# Start of RAW RECORDS
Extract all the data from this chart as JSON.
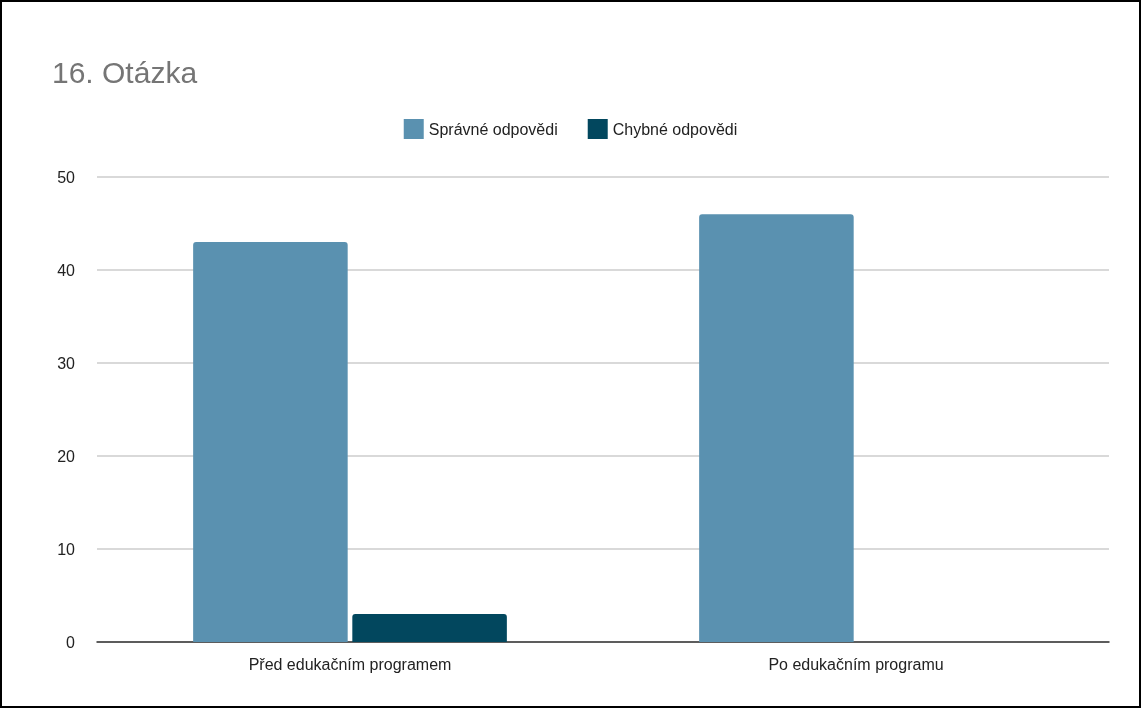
{
  "chart_data": {
    "type": "bar",
    "title": "16. Otázka",
    "categories": [
      "Před edukačním programem",
      "Po edukačním programu"
    ],
    "series": [
      {
        "name": "Správné odpovědi",
        "color": "#5a91b0",
        "values": [
          43,
          46
        ]
      },
      {
        "name": "Chybné odpovědi",
        "color": "#02475e",
        "values": [
          3,
          0
        ]
      }
    ],
    "ylim": [
      0,
      50
    ],
    "yticks": [
      0,
      10,
      20,
      30,
      40,
      50
    ],
    "grid": "y",
    "legend": "top"
  }
}
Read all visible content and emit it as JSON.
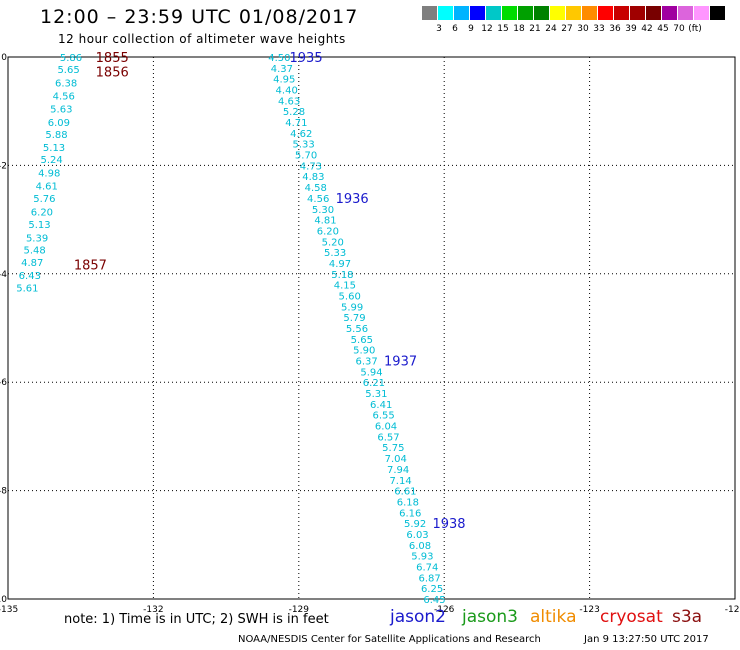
{
  "header": {
    "title": "12:00 – 23:59 UTC 01/08/2017",
    "subtitle": "12 hour collection of altimeter wave heights"
  },
  "colorbar": {
    "colors": [
      "#7f7f7f",
      "#00ffff",
      "#00b4ff",
      "#0000ff",
      "#00c8c8",
      "#00dc00",
      "#00a000",
      "#008200",
      "#ffff00",
      "#ffc800",
      "#ff8c00",
      "#ff0000",
      "#c80000",
      "#a00000",
      "#780000",
      "#a000a0",
      "#dc64dc",
      "#ff96ff",
      "#000000"
    ],
    "labels": [
      "3",
      "6",
      "9",
      "12",
      "15",
      "18",
      "21",
      "24",
      "27",
      "30",
      "33",
      "36",
      "39",
      "42",
      "45",
      "70",
      "(ft)"
    ]
  },
  "chart_data": {
    "type": "scatter",
    "title": "12 hour collection of altimeter wave heights",
    "xlim": [
      -135,
      -120
    ],
    "ylim": [
      -10,
      0
    ],
    "xticks": [
      "-135",
      "-132",
      "-129",
      "-126",
      "-123",
      "-120"
    ],
    "yticks": [
      "0",
      "-2",
      "-4",
      "-6",
      "-8",
      "-10"
    ],
    "grid": true,
    "value_color": "#00bcd4",
    "tracks": [
      {
        "satellite": "altika",
        "points": [
          {
            "lon": -133.7,
            "lat": 0.0,
            "swh": "5.86"
          },
          {
            "lon": -133.75,
            "lat": -0.22,
            "swh": "5.65"
          },
          {
            "lon": -133.8,
            "lat": -0.47,
            "swh": "6.38"
          },
          {
            "lon": -133.85,
            "lat": -0.71,
            "swh": "4.56"
          },
          {
            "lon": -133.9,
            "lat": -0.95,
            "swh": "5.63"
          },
          {
            "lon": -133.95,
            "lat": -1.2,
            "swh": "6.09"
          },
          {
            "lon": -134.0,
            "lat": -1.42,
            "swh": "5.88"
          },
          {
            "lon": -134.05,
            "lat": -1.66,
            "swh": "5.13"
          },
          {
            "lon": -134.1,
            "lat": -1.88,
            "swh": "5.24"
          },
          {
            "lon": -134.15,
            "lat": -2.13,
            "swh": "4.98"
          },
          {
            "lon": -134.2,
            "lat": -2.37,
            "swh": "4.61"
          },
          {
            "lon": -134.25,
            "lat": -2.6,
            "swh": "5.76"
          },
          {
            "lon": -134.3,
            "lat": -2.85,
            "swh": "6.20"
          },
          {
            "lon": -134.35,
            "lat": -3.08,
            "swh": "5.13"
          },
          {
            "lon": -134.4,
            "lat": -3.33,
            "swh": "5.39"
          },
          {
            "lon": -134.45,
            "lat": -3.55,
            "swh": "5.48"
          },
          {
            "lon": -134.5,
            "lat": -3.78,
            "swh": "4.87"
          },
          {
            "lon": -134.55,
            "lat": -4.02,
            "swh": "6.43"
          },
          {
            "lon": -134.6,
            "lat": -4.25,
            "swh": "5.61"
          }
        ],
        "time_labels": [
          {
            "text": "1855",
            "lon": -132.85,
            "lat": 0.0
          },
          {
            "text": "1856",
            "lon": -132.85,
            "lat": -0.27
          },
          {
            "text": "1857",
            "lon": -133.3,
            "lat": -3.83
          }
        ]
      },
      {
        "satellite": "jason2",
        "points": [
          {
            "lon": -129.4,
            "lat": 0.0,
            "swh": "4.50"
          },
          {
            "lon": -129.35,
            "lat": -0.2,
            "swh": "4.37"
          },
          {
            "lon": -129.3,
            "lat": -0.4,
            "swh": "4.95"
          },
          {
            "lon": -129.25,
            "lat": -0.6,
            "swh": "4.40"
          },
          {
            "lon": -129.2,
            "lat": -0.8,
            "swh": "4.63"
          },
          {
            "lon": -129.1,
            "lat": -1.0,
            "swh": "5.28"
          },
          {
            "lon": -129.05,
            "lat": -1.2,
            "swh": "4.71"
          },
          {
            "lon": -128.95,
            "lat": -1.4,
            "swh": "4.62"
          },
          {
            "lon": -128.9,
            "lat": -1.6,
            "swh": "5.33"
          },
          {
            "lon": -128.85,
            "lat": -1.8,
            "swh": "5.70"
          },
          {
            "lon": -128.75,
            "lat": -2.0,
            "swh": "4.73"
          },
          {
            "lon": -128.7,
            "lat": -2.2,
            "swh": "4.83"
          },
          {
            "lon": -128.65,
            "lat": -2.4,
            "swh": "4.58"
          },
          {
            "lon": -128.6,
            "lat": -2.6,
            "swh": "4.56"
          },
          {
            "lon": -128.5,
            "lat": -2.8,
            "swh": "5.30"
          },
          {
            "lon": -128.45,
            "lat": -3.0,
            "swh": "4.81"
          },
          {
            "lon": -128.4,
            "lat": -3.2,
            "swh": "6.20"
          },
          {
            "lon": -128.3,
            "lat": -3.4,
            "swh": "5.20"
          },
          {
            "lon": -128.25,
            "lat": -3.6,
            "swh": "5.33"
          },
          {
            "lon": -128.15,
            "lat": -3.8,
            "swh": "4.97"
          },
          {
            "lon": -128.1,
            "lat": -4.0,
            "swh": "5.18"
          },
          {
            "lon": -128.05,
            "lat": -4.2,
            "swh": "4.15"
          },
          {
            "lon": -127.95,
            "lat": -4.4,
            "swh": "5.60"
          },
          {
            "lon": -127.9,
            "lat": -4.6,
            "swh": "5.99"
          },
          {
            "lon": -127.85,
            "lat": -4.8,
            "swh": "5.79"
          },
          {
            "lon": -127.8,
            "lat": -5.0,
            "swh": "5.56"
          },
          {
            "lon": -127.7,
            "lat": -5.2,
            "swh": "5.65"
          },
          {
            "lon": -127.65,
            "lat": -5.4,
            "swh": "5.90"
          },
          {
            "lon": -127.6,
            "lat": -5.6,
            "swh": "6.37"
          },
          {
            "lon": -127.5,
            "lat": -5.8,
            "swh": "5.94"
          },
          {
            "lon": -127.45,
            "lat": -6.0,
            "swh": "6.21"
          },
          {
            "lon": -127.4,
            "lat": -6.2,
            "swh": "5.31"
          },
          {
            "lon": -127.3,
            "lat": -6.4,
            "swh": "6.41"
          },
          {
            "lon": -127.25,
            "lat": -6.6,
            "swh": "6.55"
          },
          {
            "lon": -127.2,
            "lat": -6.8,
            "swh": "6.04"
          },
          {
            "lon": -127.15,
            "lat": -7.0,
            "swh": "6.57"
          },
          {
            "lon": -127.05,
            "lat": -7.2,
            "swh": "5.75"
          },
          {
            "lon": -127.0,
            "lat": -7.4,
            "swh": "7.04"
          },
          {
            "lon": -126.95,
            "lat": -7.6,
            "swh": "7.94"
          },
          {
            "lon": -126.9,
            "lat": -7.8,
            "swh": "7.14"
          },
          {
            "lon": -126.8,
            "lat": -8.0,
            "swh": "6.61"
          },
          {
            "lon": -126.75,
            "lat": -8.2,
            "swh": "6.18"
          },
          {
            "lon": -126.7,
            "lat": -8.4,
            "swh": "6.16"
          },
          {
            "lon": -126.6,
            "lat": -8.6,
            "swh": "5.92"
          },
          {
            "lon": -126.55,
            "lat": -8.8,
            "swh": "6.03"
          },
          {
            "lon": -126.5,
            "lat": -9.0,
            "swh": "6.08"
          },
          {
            "lon": -126.45,
            "lat": -9.2,
            "swh": "5.93"
          },
          {
            "lon": -126.35,
            "lat": -9.4,
            "swh": "6.74"
          },
          {
            "lon": -126.3,
            "lat": -9.6,
            "swh": "6.87"
          },
          {
            "lon": -126.25,
            "lat": -9.8,
            "swh": "6.25"
          },
          {
            "lon": -126.2,
            "lat": -10.0,
            "swh": "6.45"
          }
        ],
        "time_labels": [
          {
            "text": "1935",
            "lon": -128.85,
            "lat": 0.0
          },
          {
            "text": "1936",
            "lon": -127.9,
            "lat": -2.6
          },
          {
            "text": "1937",
            "lon": -126.9,
            "lat": -5.6
          },
          {
            "text": "1938",
            "lon": -125.9,
            "lat": -8.6
          }
        ]
      }
    ]
  },
  "time_label_colors": {
    "altika": "#7a0000",
    "jason2": "#1a1acc"
  },
  "footer": {
    "note": "note:  1) Time is in UTC;  2) SWH is in feet",
    "legend": [
      {
        "name": "jason2",
        "color": "#1a1acc"
      },
      {
        "name": "jason3",
        "color": "#1a9a1a"
      },
      {
        "name": "altika",
        "color": "#f08c00"
      },
      {
        "name": "cryosat",
        "color": "#e01010"
      },
      {
        "name": "s3a",
        "color": "#8b1010"
      }
    ],
    "credit": "NOAA/NESDIS Center for Satellite Applications and Research",
    "timestamp": "Jan  9 13:27:50 UTC 2017"
  }
}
# End of RAW RECORDS
Pull out all lines from the entries above that include the word "name".

_RESPONSE TO THIS TASK_.
        "name": "Správné odpovědi",
        "name": "Chybné odpovědi",
        "name": "jason2",
        "name": "jason3",
        "name": "altika",
        "name": "cryosat",
        "name": "s3a",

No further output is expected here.